**REQUIRED TASK:**
Find each line containing the string "title" and return it.

(Figure record listings)
▬▬▬

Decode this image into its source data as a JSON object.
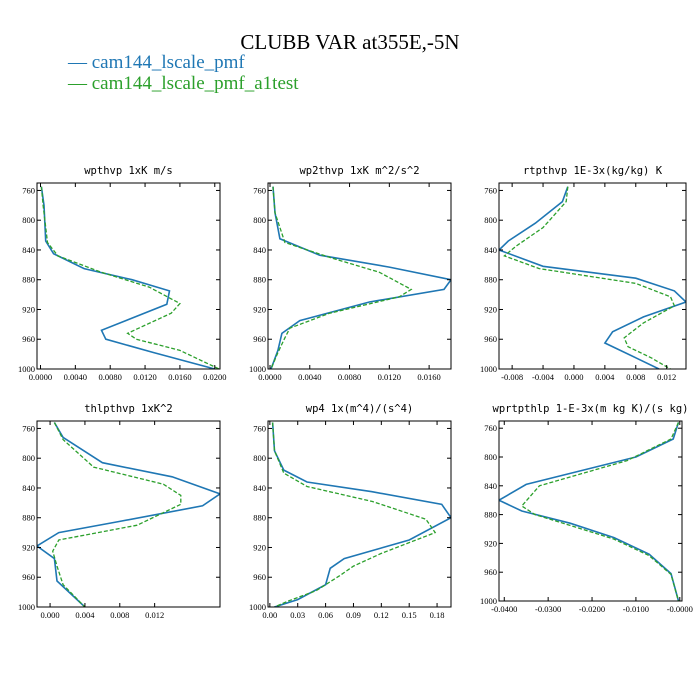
{
  "title": "CLUBB VAR at355E,-5N",
  "legend": [
    {
      "label": "cam144_lscale_pmf",
      "color": "#1f77b4"
    },
    {
      "label": "cam144_lscale_pmf_a1test",
      "color": "#2ca02c"
    }
  ],
  "chart_data": [
    {
      "type": "line",
      "title": "wpthvp  1xK m/s",
      "xlim": [
        -0.0004,
        0.0206
      ],
      "xticks": [
        0.0,
        0.004,
        0.008,
        0.012,
        0.016,
        0.02
      ],
      "xtick_labels": [
        "0.0000",
        "0.0040",
        "0.0080",
        "0.0120",
        "0.0160",
        "0.0200"
      ],
      "ylim": [
        1000,
        750
      ],
      "yticks": [
        760,
        800,
        840,
        880,
        920,
        960,
        1000
      ],
      "series": [
        {
          "name": "cam144_lscale_pmf",
          "x": [
            0.0001,
            0.0004,
            0.0006,
            0.0015,
            0.005,
            0.0105,
            0.0148,
            0.0145,
            0.007,
            0.0075,
            0.013,
            0.02
          ],
          "y": [
            755,
            780,
            828,
            845,
            865,
            880,
            895,
            913,
            948,
            960,
            978,
            1000
          ]
        },
        {
          "name": "cam144_lscale_pmf_a1test",
          "x": [
            0.0001,
            0.0003,
            0.0008,
            0.002,
            0.007,
            0.0125,
            0.016,
            0.015,
            0.01,
            0.011,
            0.016,
            0.0205
          ],
          "y": [
            755,
            780,
            830,
            848,
            870,
            890,
            912,
            925,
            952,
            960,
            975,
            1000
          ]
        }
      ]
    },
    {
      "type": "line",
      "title": "wp2thvp  1xK m^2/s^2",
      "xlim": [
        -0.0002,
        0.0182
      ],
      "xticks": [
        0.0,
        0.004,
        0.008,
        0.012,
        0.016
      ],
      "xtick_labels": [
        "0.0000",
        "0.0040",
        "0.0080",
        "0.0120",
        "0.0160"
      ],
      "ylim": [
        1000,
        750
      ],
      "yticks": [
        760,
        800,
        840,
        880,
        920,
        960,
        1000
      ],
      "series": [
        {
          "name": "cam144_lscale_pmf",
          "x": [
            0.0003,
            0.0005,
            0.001,
            0.005,
            0.012,
            0.0182,
            0.0175,
            0.01,
            0.003,
            0.0012,
            0.0008,
            0.0001
          ],
          "y": [
            755,
            790,
            825,
            847,
            863,
            880,
            893,
            910,
            935,
            952,
            975,
            1000
          ]
        },
        {
          "name": "cam144_lscale_pmf_a1test",
          "x": [
            0.0003,
            0.0005,
            0.0015,
            0.006,
            0.011,
            0.0142,
            0.013,
            0.006,
            0.002,
            0.0015,
            0.0008,
            0.0001
          ],
          "y": [
            755,
            790,
            830,
            850,
            870,
            893,
            903,
            925,
            945,
            958,
            978,
            1000
          ]
        }
      ]
    },
    {
      "type": "line",
      "title": "rtpthvp  1E-3x(kg/kg) K",
      "xlim": [
        -0.0097,
        0.0145
      ],
      "xticks": [
        -0.008,
        -0.004,
        0.0,
        0.004,
        0.008,
        0.012
      ],
      "xtick_labels": [
        "-0.008",
        "-0.004",
        "0.000",
        "0.004",
        "0.008",
        "0.012"
      ],
      "ylim": [
        1000,
        750
      ],
      "yticks": [
        760,
        800,
        840,
        880,
        920,
        960,
        1000
      ],
      "series": [
        {
          "name": "cam144_lscale_pmf",
          "x": [
            -0.0008,
            -0.0015,
            -0.005,
            -0.0085,
            -0.0097,
            -0.004,
            0.008,
            0.013,
            0.0145,
            0.009,
            0.005,
            0.004,
            0.008,
            0.011
          ],
          "y": [
            755,
            775,
            804,
            828,
            840,
            862,
            878,
            895,
            910,
            930,
            950,
            965,
            985,
            1000
          ]
        },
        {
          "name": "cam144_lscale_pmf_a1test",
          "x": [
            -0.0008,
            -0.001,
            -0.004,
            -0.0075,
            -0.009,
            -0.0045,
            0.008,
            0.0125,
            0.013,
            0.009,
            0.0065,
            0.007,
            0.01,
            0.0125
          ],
          "y": [
            755,
            775,
            810,
            835,
            848,
            865,
            885,
            903,
            915,
            938,
            958,
            970,
            985,
            1000
          ]
        }
      ]
    },
    {
      "type": "line",
      "title": "thlpthvp  1xK^2",
      "xlim": [
        -0.0015,
        0.0195
      ],
      "xticks": [
        0.0,
        0.004,
        0.008,
        0.012
      ],
      "xtick_labels": [
        "0.000",
        "0.004",
        "0.008",
        "0.012"
      ],
      "ylim": [
        1000,
        750
      ],
      "yticks": [
        760,
        800,
        840,
        880,
        920,
        960,
        1000
      ],
      "series": [
        {
          "name": "cam144_lscale_pmf",
          "x": [
            0.0005,
            0.0015,
            0.006,
            0.014,
            0.0195,
            0.0175,
            0.008,
            0.001,
            -0.0015,
            0.0005,
            0.0008,
            0.004
          ],
          "y": [
            752,
            772,
            806,
            825,
            848,
            864,
            885,
            900,
            918,
            935,
            965,
            1000
          ]
        },
        {
          "name": "cam144_lscale_pmf_a1test",
          "x": [
            0.0005,
            0.0015,
            0.005,
            0.013,
            0.015,
            0.015,
            0.01,
            0.001,
            0.0003,
            0.0008,
            0.0015,
            0.004
          ],
          "y": [
            752,
            775,
            812,
            835,
            850,
            862,
            890,
            910,
            925,
            945,
            970,
            1000
          ]
        }
      ]
    },
    {
      "type": "line",
      "title": "wp4  1x(m^4)/(s^4)",
      "xlim": [
        -0.002,
        0.195
      ],
      "xticks": [
        0.0,
        0.03,
        0.06,
        0.09,
        0.12,
        0.15,
        0.18
      ],
      "xtick_labels": [
        "0.00",
        "0.03",
        "0.06",
        "0.09",
        "0.12",
        "0.15",
        "0.18"
      ],
      "ylim": [
        1000,
        750
      ],
      "yticks": [
        760,
        800,
        840,
        880,
        920,
        960,
        1000
      ],
      "series": [
        {
          "name": "cam144_lscale_pmf",
          "x": [
            0.003,
            0.005,
            0.015,
            0.04,
            0.11,
            0.185,
            0.195,
            0.15,
            0.08,
            0.065,
            0.06,
            0.03,
            0.005
          ],
          "y": [
            752,
            790,
            816,
            832,
            845,
            862,
            880,
            910,
            935,
            948,
            970,
            990,
            1000
          ]
        },
        {
          "name": "cam144_lscale_pmf_a1test",
          "x": [
            0.003,
            0.005,
            0.015,
            0.04,
            0.11,
            0.168,
            0.178,
            0.12,
            0.09,
            0.075,
            0.05,
            0.02,
            0.005
          ],
          "y": [
            752,
            790,
            820,
            838,
            858,
            882,
            900,
            928,
            945,
            958,
            978,
            992,
            1000
          ]
        }
      ]
    },
    {
      "type": "line",
      "title": "wprtpthlp  1-E-3x(m kg K)/(s kg)",
      "xlim": [
        -0.0412,
        0.0005
      ],
      "xticks": [
        -0.04,
        -0.03,
        -0.02,
        -0.01,
        0.0
      ],
      "xtick_labels": [
        "-0.0400",
        "-0.0300",
        "-0.0200",
        "-0.0100",
        "-0.0000"
      ],
      "ylim": [
        1000,
        750
      ],
      "yticks": [
        760,
        800,
        840,
        880,
        920,
        960,
        1000
      ],
      "series": [
        {
          "name": "cam144_lscale_pmf",
          "x": [
            -0.0003,
            -0.0015,
            -0.01,
            -0.035,
            -0.0412,
            -0.036,
            -0.025,
            -0.015,
            -0.007,
            -0.002,
            -0.0003
          ],
          "y": [
            752,
            775,
            800,
            838,
            860,
            875,
            892,
            912,
            935,
            962,
            1000
          ]
        },
        {
          "name": "cam144_lscale_pmf_a1test",
          "x": [
            -0.0003,
            -0.002,
            -0.012,
            -0.032,
            -0.036,
            -0.033,
            -0.025,
            -0.015,
            -0.007,
            -0.002,
            -0.0003
          ],
          "y": [
            752,
            775,
            805,
            840,
            868,
            880,
            895,
            914,
            937,
            963,
            1000
          ]
        }
      ]
    }
  ]
}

▬▬▬

**EXERCISE SOLUTION:**
  "title": "CLUBB VAR at355E,-5N",
      "title": "wpthvp  1xK m/s",
      "title": "wp2thvp  1xK m^2/s^2",
      "title": "rtpthvp  1E-3x(kg/kg) K",
      "title": "thlpthvp  1xK^2",
      "title": "wp4  1x(m^4)/(s^4)",
      "title": "wprtpthlp  1-E-3x(m kg K)/(s kg)",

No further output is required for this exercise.